Begin

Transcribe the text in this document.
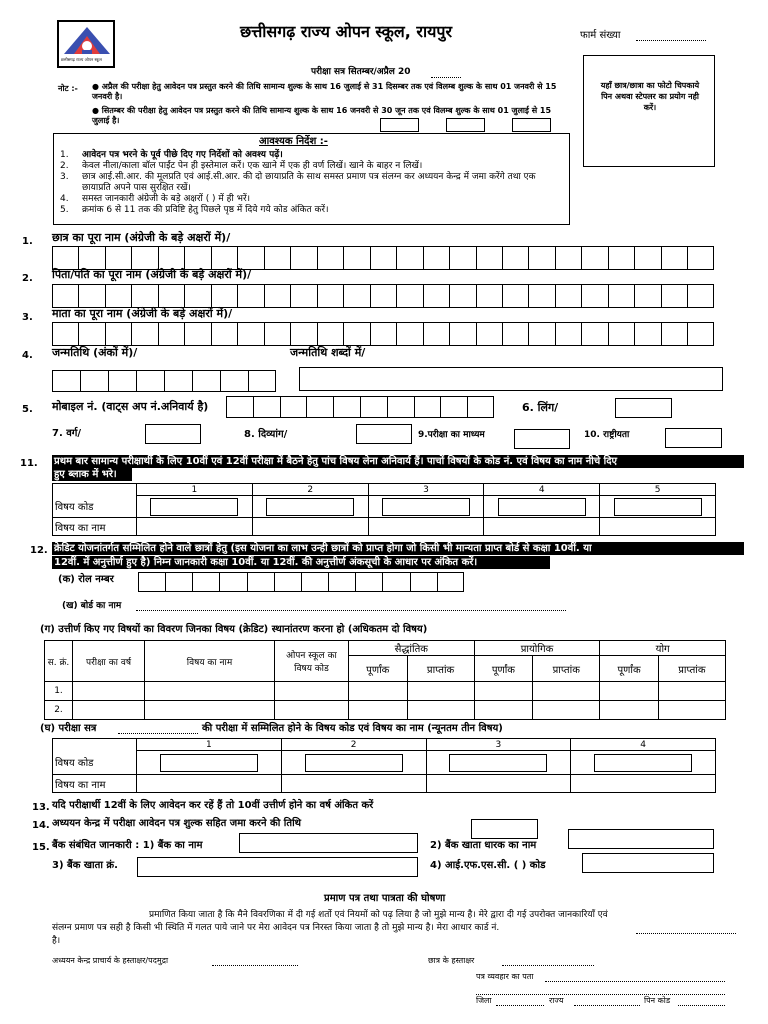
छत्तीसगढ़ राज्य ओपन स्कूल
छत्तीसगढ़ राज्य ओपन स्कूल, रायपुर	फार्म संख्या
परीक्षा सत्र सितम्बर/अप्रैल 20
नोट :- ● अप्रैल की परीक्षा हेतु आवेदन पत्र प्रस्तुत करने की तिथि सामान्य शुल्क के साथ 16 जुलाई से 31 दिसम्बर तक एवं विलम्ब शुल्क के साथ 01 जनवरी से 15 जनवरी है।
● सितम्बर की परीक्षा हेतु आवेदन पत्र प्रस्तुत करने की तिथि सामान्य शुल्क के साथ 16 जनवरी से 30 जून तक एवं विलम्ब शुल्क के साथ 01 जुलाई से 15 जुलाई है।
यहाँ छात्र/छात्रा का फोटो चिपकाये पिन अथवा स्टेपलर का प्रयोग नही करें।
आवश्यक निर्देश :-
1. आवेदन पत्र भरने के पूर्व पीछे दिए गए निर्देशों को अवश्य पढ़ें।
2. केवल नीला/काला बॉल पाईंट पेन ही इस्तेमाल करें। एक खाने में एक ही वर्ण लिखें। खाने के बाहर न लिखें।
3.	छात्र आई.सी.आर. की मूलप्रति एवं आई.सी.आर. की दो छायाप्रति के साथ समस्त प्रमाण पत्र संलग्न कर अध्ययन केन्द्र में जमा करेंगे तथा एक छायाप्रति अपने पास सुरक्षित रखें।
4. समस्त जानकारी अंग्रेजी के बड़े अक्षरों ( ) में ही भरें।
5. क्रमांक 6 से 11 तक की प्रविष्टि हेतु पिछले पृष्ठ में दिये गये कोड अंकित करें।
1. छात्र का पूरा नाम (अंग्रेजी के बड़े अक्षरों में)/
2. पिता/पति का पूरा नाम (अंग्रेजी के बड़े अक्षरों में)/
3. माता का पूरा नाम (अंग्रेजी के बड़े अक्षरों में)/
4. जन्मतिथि (अंकों में)/	जन्मतिथि शब्दों में/
5. मोबाइल नं. (वाट्स अप नं.अनिवार्य है)	6. लिंग/
7. वर्ग/	8. दिव्यांग/	9.परीक्षा का माध्यम	10. राष्ट्रीयता
11. प्रथम बार सामान्य परीक्षार्थी के लिए 10वीं एवं 12वीं परीक्षा में बैठने हेतु पांच विषय लेना अनिवार्य हैं। पाचों विषयों के कोड नं. एवं विषय का नाम नीचे दिए
हुए ब्लाक में भरे।
	1	2	3	4	5
विषय कोड					
विषय का नाम					
12. क्रेडिट योजनांतर्गत सम्मिलित होने वाले छात्रों हेतु (इस योजना का लाभ उन्ही छात्रों को प्राप्त होगा जो किसी भी मान्यता प्राप्त बोर्ड से कक्षा 10वीं. या
12वीं. में अनुत्तीर्ण हुए है) निम्न जानकारी कक्षा 10वीं. या 12वीं. की अनुत्तीर्ण अंकसूची के आधार पर अंकित करें।
(क) रोल नम्बर
(ख) बोर्ड का नाम
(ग) उत्तीर्ण किए गए विषयों का विवरण जिनका विषय (क्रेडिट) स्थानांतरण करना हो (अधिकतम दो विषय)
स. क्रं.	परीक्षा का वर्ष	विषय का नाम	ओपन स्कूल का विषय कोड	सैद्धांतिक		प्रायोगिक		योग	
				पूर्णांक	प्राप्तांक	पूर्णांक	प्राप्तांक	पूर्णांक	प्राप्तांक
1.									
2.									
(घ) परीक्षा सत्र	की परीक्षा में सम्मिलित होने के विषय कोड एवं विषय का नाम (न्यूनतम तीन विषय)
	1	2	3	4
विषय कोड				
विषय का नाम				
13. यदि परीक्षार्थी 12वीं के लिए आवेदन कर रहें हैं तो 10वीं उत्तीर्ण होने का वर्ष अंकित करें
14. अध्ययन केन्द्र में परीक्षा आवेदन पत्र शुल्क सहित जमा करने की तिथि
15. बैंक संबंधित जानकारी : 1) बैंक का नाम	2) बैंक खाता धारक का नाम
3) बैंक खाता क्रं.	4) आई.एफ.एस.सी. ( ) कोड
प्रमाण पत्र तथा पात्रता की घोषणा
प्रमाणित किया जाता है कि मैने विवरणिका में दी गई शर्तो एवं नियमों को पढ़ लिया है जो मुझे मान्य है। मेरे द्वारा दी गई उपरोक्त जानकारियाँ एवं
संलग्न प्रमाण पत्र सही है किसी भी स्थिति में गलत पाये जाने पर मेरा आवेदन पत्र निरस्त किया जाता है तो मुझे मान्य है। मेरा आधार कार्ड नं.
है।
अध्ययन केन्द्र प्राचार्य के हस्ताक्षर/पदमुद्रा	छात्र के हस्ताक्षर
पत्र व्यवहार का पता
जिला	राज्य	पिन कोड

End

Stated problem: Apart from the pictures, the entries above are to be repeated in full and exactly.

Answer below:
Transcribe the text in this document.
छत्तीसगढ़ राज्य ओपन स्कूल
छत्तीसगढ़ राज्य ओपन स्कूल, रायपुर	फार्म संख्या
परीक्षा सत्र सितम्बर/अप्रैल 20
नोट :- ● अप्रैल की परीक्षा हेतु आवेदन पत्र प्रस्तुत करने की तिथि सामान्य शुल्क के साथ 16 जुलाई से 31 दिसम्बर तक एवं विलम्ब शुल्क के साथ 01 जनवरी से 15 जनवरी है।
● सितम्बर की परीक्षा हेतु आवेदन पत्र प्रस्तुत करने की तिथि सामान्य शुल्क के साथ 16 जनवरी से 30 जून तक एवं विलम्ब शुल्क के साथ 01 जुलाई से 15 जुलाई है।
यहाँ छात्र/छात्रा का फोटो चिपकाये पिन अथवा स्टेपलर का प्रयोग नही करें।
आवश्यक निर्देश :-
1. आवेदन पत्र भरने के पूर्व पीछे दिए गए निर्देशों को अवश्य पढ़ें।
2. केवल नीला/काला बॉल पाईंट पेन ही इस्तेमाल करें। एक खाने में एक ही वर्ण लिखें। खाने के बाहर न लिखें।
3.	छात्र आई.सी.आर. की मूलप्रति एवं आई.सी.आर. की दो छायाप्रति के साथ समस्त प्रमाण पत्र संलग्न कर अध्ययन केन्द्र में जमा करेंगे तथा एक छायाप्रति अपने पास सुरक्षित रखें।
4. समस्त जानकारी अंग्रेजी के बड़े अक्षरों ( ) में ही भरें।
5. क्रमांक 6 से 11 तक की प्रविष्टि हेतु पिछले पृष्ठ में दिये गये कोड अंकित करें।
1. छात्र का पूरा नाम (अंग्रेजी के बड़े अक्षरों में)/
2. पिता/पति का पूरा नाम (अंग्रेजी के बड़े अक्षरों में)/
3. माता का पूरा नाम (अंग्रेजी के बड़े अक्षरों में)/
4. जन्मतिथि (अंकों में)/	जन्मतिथि शब्दों में/
5. मोबाइल नं. (वाट्स अप नं.अनिवार्य है)	6. लिंग/
7. वर्ग/	8. दिव्यांग/	9.परीक्षा का माध्यम	10. राष्ट्रीयता
11. प्रथम बार सामान्य परीक्षार्थी के लिए 10वीं एवं 12वीं परीक्षा में बैठने हेतु पांच विषय लेना अनिवार्य हैं। पाचों विषयों के कोड नं. एवं विषय का नाम नीचे दिए
हुए ब्लाक में भरे।
	1	2	3	4	5
विषय कोड					
विषय का नाम					
12. क्रेडिट योजनांतर्गत सम्मिलित होने वाले छात्रों हेतु (इस योजना का लाभ उन्ही छात्रों को प्राप्त होगा जो किसी भी मान्यता प्राप्त बोर्ड से कक्षा 10वीं. या
12वीं. में अनुत्तीर्ण हुए है) निम्न जानकारी कक्षा 10वीं. या 12वीं. की अनुत्तीर्ण अंकसूची के आधार पर अंकित करें।
(क) रोल नम्बर
(ख) बोर्ड का नाम
(ग) उत्तीर्ण किए गए विषयों का विवरण जिनका विषय (क्रेडिट) स्थानांतरण करना हो (अधिकतम दो विषय)
स. क्रं.	परीक्षा का वर्ष	विषय का नाम	ओपन स्कूल का विषय कोड	सैद्धांतिक		प्रायोगिक		योग	
				पूर्णांक	प्राप्तांक	पूर्णांक	प्राप्तांक	पूर्णांक	प्राप्तांक
1.									
2.									
(घ) परीक्षा सत्र	की परीक्षा में सम्मिलित होने के विषय कोड एवं विषय का नाम (न्यूनतम तीन विषय)
	1	2	3	4
विषय कोड				
विषय का नाम				
13. यदि परीक्षार्थी 12वीं के लिए आवेदन कर रहें हैं तो 10वीं उत्तीर्ण होने का वर्ष अंकित करें
14. अध्ययन केन्द्र में परीक्षा आवेदन पत्र शुल्क सहित जमा करने की तिथि
15. बैंक संबंधित जानकारी : 1) बैंक का नाम	2) बैंक खाता धारक का नाम
3) बैंक खाता क्रं.	4) आई.एफ.एस.सी. ( ) कोड
प्रमाण पत्र तथा पात्रता की घोषणा
प्रमाणित किया जाता है कि मैने विवरणिका में दी गई शर्तो एवं नियमों को पढ़ लिया है जो मुझे मान्य है। मेरे द्वारा दी गई उपरोक्त जानकारियाँ एवं
संलग्न प्रमाण पत्र सही है किसी भी स्थिति में गलत पाये जाने पर मेरा आवेदन पत्र निरस्त किया जाता है तो मुझे मान्य है। मेरा आधार कार्ड नं.
है।
अध्ययन केन्द्र प्राचार्य के हस्ताक्षर/पदमुद्रा	छात्र के हस्ताक्षर
पत्र व्यवहार का पता
जिला	राज्य	पिन कोड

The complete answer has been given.